>> start SUPPLIED DATA

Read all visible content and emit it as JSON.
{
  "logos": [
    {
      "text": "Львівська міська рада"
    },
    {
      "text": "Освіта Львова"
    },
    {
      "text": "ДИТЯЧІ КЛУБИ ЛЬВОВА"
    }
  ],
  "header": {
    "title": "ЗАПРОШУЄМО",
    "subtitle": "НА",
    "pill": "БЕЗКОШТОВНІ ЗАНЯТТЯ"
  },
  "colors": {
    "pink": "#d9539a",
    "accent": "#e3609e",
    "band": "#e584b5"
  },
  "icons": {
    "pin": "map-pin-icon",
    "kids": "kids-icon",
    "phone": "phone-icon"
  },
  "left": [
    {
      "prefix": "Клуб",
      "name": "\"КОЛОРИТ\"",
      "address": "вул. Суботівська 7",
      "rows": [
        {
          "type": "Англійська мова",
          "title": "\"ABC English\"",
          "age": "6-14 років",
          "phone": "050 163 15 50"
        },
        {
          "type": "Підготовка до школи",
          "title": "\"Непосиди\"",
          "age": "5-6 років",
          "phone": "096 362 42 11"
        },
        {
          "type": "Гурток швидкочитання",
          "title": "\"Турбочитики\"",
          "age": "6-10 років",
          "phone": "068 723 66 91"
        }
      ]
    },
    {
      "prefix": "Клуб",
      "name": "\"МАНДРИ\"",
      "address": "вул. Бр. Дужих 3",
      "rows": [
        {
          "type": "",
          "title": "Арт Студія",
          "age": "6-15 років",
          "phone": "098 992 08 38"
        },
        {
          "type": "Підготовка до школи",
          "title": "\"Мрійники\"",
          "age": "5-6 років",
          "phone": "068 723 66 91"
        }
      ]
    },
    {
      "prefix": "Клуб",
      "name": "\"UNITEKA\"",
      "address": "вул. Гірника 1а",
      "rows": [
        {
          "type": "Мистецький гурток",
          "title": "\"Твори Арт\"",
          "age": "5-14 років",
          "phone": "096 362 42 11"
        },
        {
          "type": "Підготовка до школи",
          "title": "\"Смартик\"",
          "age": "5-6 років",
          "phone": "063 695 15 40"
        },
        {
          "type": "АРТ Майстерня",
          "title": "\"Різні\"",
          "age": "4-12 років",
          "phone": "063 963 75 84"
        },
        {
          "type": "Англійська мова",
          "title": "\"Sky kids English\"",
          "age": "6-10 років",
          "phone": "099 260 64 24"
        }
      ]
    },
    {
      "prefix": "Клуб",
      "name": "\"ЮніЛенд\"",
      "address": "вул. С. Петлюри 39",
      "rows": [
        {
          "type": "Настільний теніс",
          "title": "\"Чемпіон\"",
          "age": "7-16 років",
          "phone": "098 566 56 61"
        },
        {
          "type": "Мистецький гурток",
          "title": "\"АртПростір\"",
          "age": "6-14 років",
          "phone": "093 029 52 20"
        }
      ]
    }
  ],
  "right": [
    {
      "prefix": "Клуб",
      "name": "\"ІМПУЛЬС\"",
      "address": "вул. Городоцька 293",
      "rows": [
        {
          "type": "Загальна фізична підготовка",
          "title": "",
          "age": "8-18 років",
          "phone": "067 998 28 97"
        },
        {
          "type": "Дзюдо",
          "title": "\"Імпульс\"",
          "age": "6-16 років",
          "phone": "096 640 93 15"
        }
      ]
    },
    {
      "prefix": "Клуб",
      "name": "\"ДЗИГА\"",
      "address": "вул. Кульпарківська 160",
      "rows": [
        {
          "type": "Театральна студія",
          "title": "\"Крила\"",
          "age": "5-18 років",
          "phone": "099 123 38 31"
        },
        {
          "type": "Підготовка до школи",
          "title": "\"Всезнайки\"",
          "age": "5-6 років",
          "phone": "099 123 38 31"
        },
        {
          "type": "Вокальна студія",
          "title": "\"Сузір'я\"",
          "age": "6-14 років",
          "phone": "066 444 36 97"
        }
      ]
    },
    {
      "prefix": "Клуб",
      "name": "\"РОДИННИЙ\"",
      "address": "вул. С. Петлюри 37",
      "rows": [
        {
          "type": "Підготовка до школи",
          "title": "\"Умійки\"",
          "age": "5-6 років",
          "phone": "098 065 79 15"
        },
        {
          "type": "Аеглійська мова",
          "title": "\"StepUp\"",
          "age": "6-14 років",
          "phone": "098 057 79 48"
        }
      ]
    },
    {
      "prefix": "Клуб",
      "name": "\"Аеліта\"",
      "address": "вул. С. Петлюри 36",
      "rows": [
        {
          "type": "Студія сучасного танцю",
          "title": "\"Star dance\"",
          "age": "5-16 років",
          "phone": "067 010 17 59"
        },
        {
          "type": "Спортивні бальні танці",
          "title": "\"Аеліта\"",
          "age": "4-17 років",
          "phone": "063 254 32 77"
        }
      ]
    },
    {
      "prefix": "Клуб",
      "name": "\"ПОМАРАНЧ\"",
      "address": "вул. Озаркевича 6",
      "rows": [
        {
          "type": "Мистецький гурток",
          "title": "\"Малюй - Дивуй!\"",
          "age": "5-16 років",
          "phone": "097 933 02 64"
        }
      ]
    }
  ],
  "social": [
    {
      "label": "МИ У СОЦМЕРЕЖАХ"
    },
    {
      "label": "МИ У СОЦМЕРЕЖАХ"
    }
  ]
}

>> end SUPPLIED DATA

**THE REQUEST**: Transcribe all lines as written.

**WRITTEN SOLUTION**:
Read all visible content and emit it as JSON.
{
  "logos": [
    {
      "text": "Львівська міська рада"
    },
    {
      "text": "Освіта Львова"
    },
    {
      "text": "ДИТЯЧІ КЛУБИ ЛЬВОВА"
    }
  ],
  "header": {
    "title": "ЗАПРОШУЄМО",
    "subtitle": "НА",
    "pill": "БЕЗКОШТОВНІ ЗАНЯТТЯ"
  },
  "colors": {
    "pink": "#d9539a",
    "accent": "#e3609e",
    "band": "#e584b5"
  },
  "icons": {
    "pin": "map-pin-icon",
    "kids": "kids-icon",
    "phone": "phone-icon"
  },
  "left": [
    {
      "prefix": "Клуб",
      "name": "\"КОЛОРИТ\"",
      "address": "вул. Суботівська 7",
      "rows": [
        {
          "type": "Англійська мова",
          "title": "\"ABC English\"",
          "age": "6-14 років",
          "phone": "050 163 15 50"
        },
        {
          "type": "Підготовка до школи",
          "title": "\"Непосиди\"",
          "age": "5-6 років",
          "phone": "096 362 42 11"
        },
        {
          "type": "Гурток швидкочитання",
          "title": "\"Турбочитики\"",
          "age": "6-10 років",
          "phone": "068 723 66 91"
        }
      ]
    },
    {
      "prefix": "Клуб",
      "name": "\"МАНДРИ\"",
      "address": "вул. Бр. Дужих 3",
      "rows": [
        {
          "type": "",
          "title": "Арт Студія",
          "age": "6-15 років",
          "phone": "098 992 08 38"
        },
        {
          "type": "Підготовка до школи",
          "title": "\"Мрійники\"",
          "age": "5-6 років",
          "phone": "068 723 66 91"
        }
      ]
    },
    {
      "prefix": "Клуб",
      "name": "\"UNITEKA\"",
      "address": "вул. Гірника 1а",
      "rows": [
        {
          "type": "Мистецький гурток",
          "title": "\"Твори Арт\"",
          "age": "5-14 років",
          "phone": "096 362 42 11"
        },
        {
          "type": "Підготовка до школи",
          "title": "\"Смартик\"",
          "age": "5-6 років",
          "phone": "063 695 15 40"
        },
        {
          "type": "АРТ Майстерня",
          "title": "\"Різні\"",
          "age": "4-12 років",
          "phone": "063 963 75 84"
        },
        {
          "type": "Англійська мова",
          "title": "\"Sky kids English\"",
          "age": "6-10 років",
          "phone": "099 260 64 24"
        }
      ]
    },
    {
      "prefix": "Клуб",
      "name": "\"ЮніЛенд\"",
      "address": "вул. С. Петлюри 39",
      "rows": [
        {
          "type": "Настільний теніс",
          "title": "\"Чемпіон\"",
          "age": "7-16 років",
          "phone": "098 566 56 61"
        },
        {
          "type": "Мистецький гурток",
          "title": "\"АртПростір\"",
          "age": "6-14 років",
          "phone": "093 029 52 20"
        }
      ]
    }
  ],
  "right": [
    {
      "prefix": "Клуб",
      "name": "\"ІМПУЛЬС\"",
      "address": "вул. Городоцька 293",
      "rows": [
        {
          "type": "Загальна фізична підготовка",
          "title": "",
          "age": "8-18 років",
          "phone": "067 998 28 97"
        },
        {
          "type": "Дзюдо",
          "title": "\"Імпульс\"",
          "age": "6-16 років",
          "phone": "096 640 93 15"
        }
      ]
    },
    {
      "prefix": "Клуб",
      "name": "\"ДЗИГА\"",
      "address": "вул. Кульпарківська 160",
      "rows": [
        {
          "type": "Театральна студія",
          "title": "\"Крила\"",
          "age": "5-18 років",
          "phone": "099 123 38 31"
        },
        {
          "type": "Підготовка до школи",
          "title": "\"Всезнайки\"",
          "age": "5-6 років",
          "phone": "099 123 38 31"
        },
        {
          "type": "Вокальна студія",
          "title": "\"Сузір'я\"",
          "age": "6-14 років",
          "phone": "066 444 36 97"
        }
      ]
    },
    {
      "prefix": "Клуб",
      "name": "\"РОДИННИЙ\"",
      "address": "вул. С. Петлюри 37",
      "rows": [
        {
          "type": "Підготовка до школи",
          "title": "\"Умійки\"",
          "age": "5-6 років",
          "phone": "098 065 79 15"
        },
        {
          "type": "Аеглійська мова",
          "title": "\"StepUp\"",
          "age": "6-14 років",
          "phone": "098 057 79 48"
        }
      ]
    },
    {
      "prefix": "Клуб",
      "name": "\"Аеліта\"",
      "address": "вул. С. Петлюри 36",
      "rows": [
        {
          "type": "Студія сучасного танцю",
          "title": "\"Star dance\"",
          "age": "5-16 років",
          "phone": "067 010 17 59"
        },
        {
          "type": "Спортивні бальні танці",
          "title": "\"Аеліта\"",
          "age": "4-17 років",
          "phone": "063 254 32 77"
        }
      ]
    },
    {
      "prefix": "Клуб",
      "name": "\"ПОМАРАНЧ\"",
      "address": "вул. Озаркевича 6",
      "rows": [
        {
          "type": "Мистецький гурток",
          "title": "\"Малюй - Дивуй!\"",
          "age": "5-16 років",
          "phone": "097 933 02 64"
        }
      ]
    }
  ],
  "social": [
    {
      "label": "МИ У СОЦМЕРЕЖАХ"
    },
    {
      "label": "МИ У СОЦМЕРЕЖАХ"
    }
  ]
}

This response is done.